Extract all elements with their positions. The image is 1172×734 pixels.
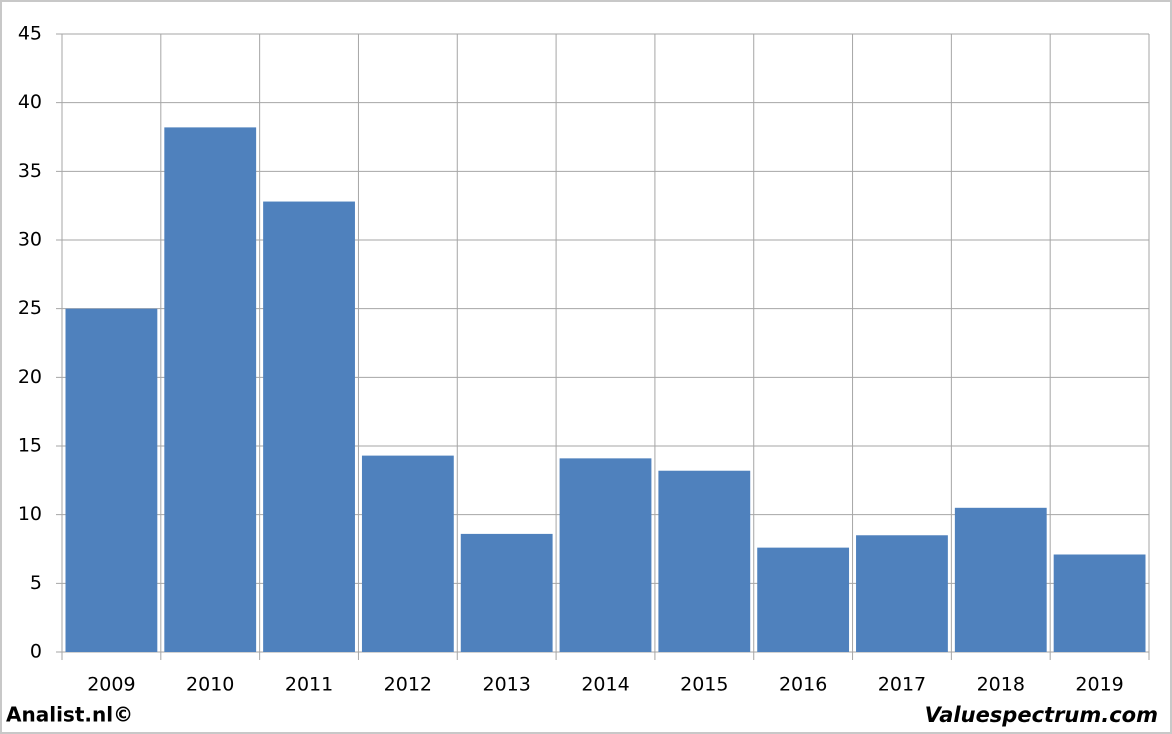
y-tick-label: 15 — [18, 435, 42, 457]
y-tick-label: 35 — [18, 160, 42, 182]
x-tick-label: 2019 — [1075, 674, 1123, 696]
y-tick-label: 40 — [18, 91, 42, 113]
bar — [856, 535, 948, 652]
y-tick-label: 25 — [18, 297, 42, 319]
bar — [954, 507, 1047, 652]
x-tick-label: 2017 — [878, 674, 926, 696]
x-tick-label: 2013 — [483, 674, 531, 696]
bar — [263, 201, 355, 652]
bar — [757, 547, 850, 652]
bar — [658, 470, 751, 652]
x-tick-label: 2016 — [779, 674, 827, 696]
y-tick-label: 0 — [30, 641, 42, 663]
bar — [559, 458, 652, 652]
y-tick-label: 10 — [18, 503, 42, 525]
x-tick-label: 2018 — [977, 674, 1025, 696]
x-tick-label: 2010 — [186, 674, 234, 696]
x-tick-label: 2015 — [680, 674, 728, 696]
bar — [460, 533, 553, 652]
y-tick-label: 20 — [18, 366, 42, 388]
y-tick-label: 30 — [18, 229, 42, 251]
y-tick-label: 45 — [18, 23, 42, 45]
bar — [361, 455, 454, 652]
x-tick-label: 2012 — [384, 674, 432, 696]
bar — [164, 127, 257, 653]
x-tick-label: 2011 — [285, 674, 333, 696]
credit-label: Valuespectrum.com — [925, 703, 1158, 727]
y-tick-label: 5 — [30, 572, 42, 594]
bar — [1053, 554, 1146, 652]
x-tick-label: 2014 — [581, 674, 629, 696]
bar — [65, 308, 158, 652]
x-tick-label: 2009 — [87, 674, 135, 696]
source-label: Analist.nl© — [6, 703, 133, 727]
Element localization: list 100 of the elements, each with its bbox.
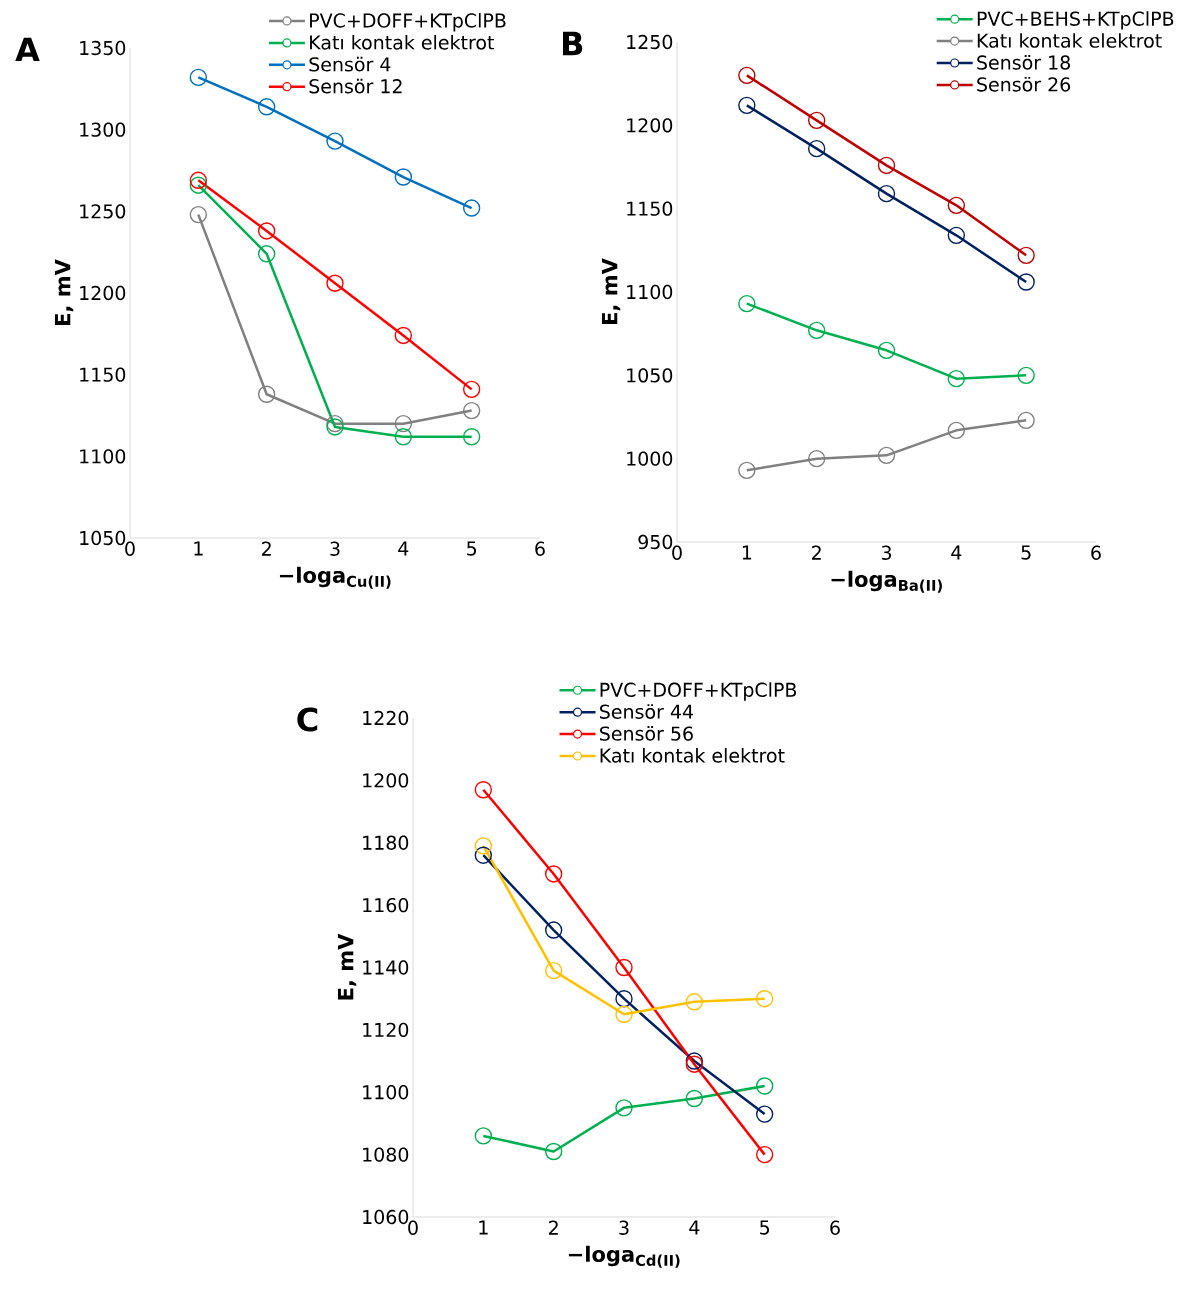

_Your task_.
Copy the listing above word for word, leaving out the pictures.

_The response_.
Extract all elements with their positions. The image is 1172×734 pixels.
y-tick-label: 15 — [18, 435, 42, 457]
y-tick-label: 35 — [18, 160, 42, 182]
x-tick-label: 2019 — [1075, 674, 1123, 696]
y-tick-label: 40 — [18, 91, 42, 113]
bar — [856, 535, 948, 652]
y-tick-label: 25 — [18, 297, 42, 319]
bar — [954, 507, 1047, 652]
x-tick-label: 2017 — [878, 674, 926, 696]
x-tick-label: 2013 — [483, 674, 531, 696]
bar — [263, 201, 355, 652]
bar — [757, 547, 850, 652]
bar — [658, 470, 751, 652]
x-tick-label: 2016 — [779, 674, 827, 696]
y-tick-label: 0 — [30, 641, 42, 663]
bar — [559, 458, 652, 652]
y-tick-label: 10 — [18, 503, 42, 525]
x-tick-label: 2018 — [977, 674, 1025, 696]
x-tick-label: 2010 — [186, 674, 234, 696]
x-tick-label: 2015 — [680, 674, 728, 696]
bar — [460, 533, 553, 652]
y-tick-label: 20 — [18, 366, 42, 388]
y-tick-label: 30 — [18, 229, 42, 251]
y-tick-label: 45 — [18, 23, 42, 45]
bar — [361, 455, 454, 652]
x-tick-label: 2012 — [384, 674, 432, 696]
bar — [164, 127, 257, 653]
x-tick-label: 2011 — [285, 674, 333, 696]
credit-label: Valuespectrum.com — [925, 703, 1158, 727]
y-tick-label: 5 — [30, 572, 42, 594]
bar — [1053, 554, 1146, 652]
x-tick-label: 2014 — [581, 674, 629, 696]
bar — [65, 308, 158, 652]
x-tick-label: 2009 — [87, 674, 135, 696]
source-label: Analist.nl© — [6, 703, 133, 727]
Element localization: list 100 of the elements, each with its bbox.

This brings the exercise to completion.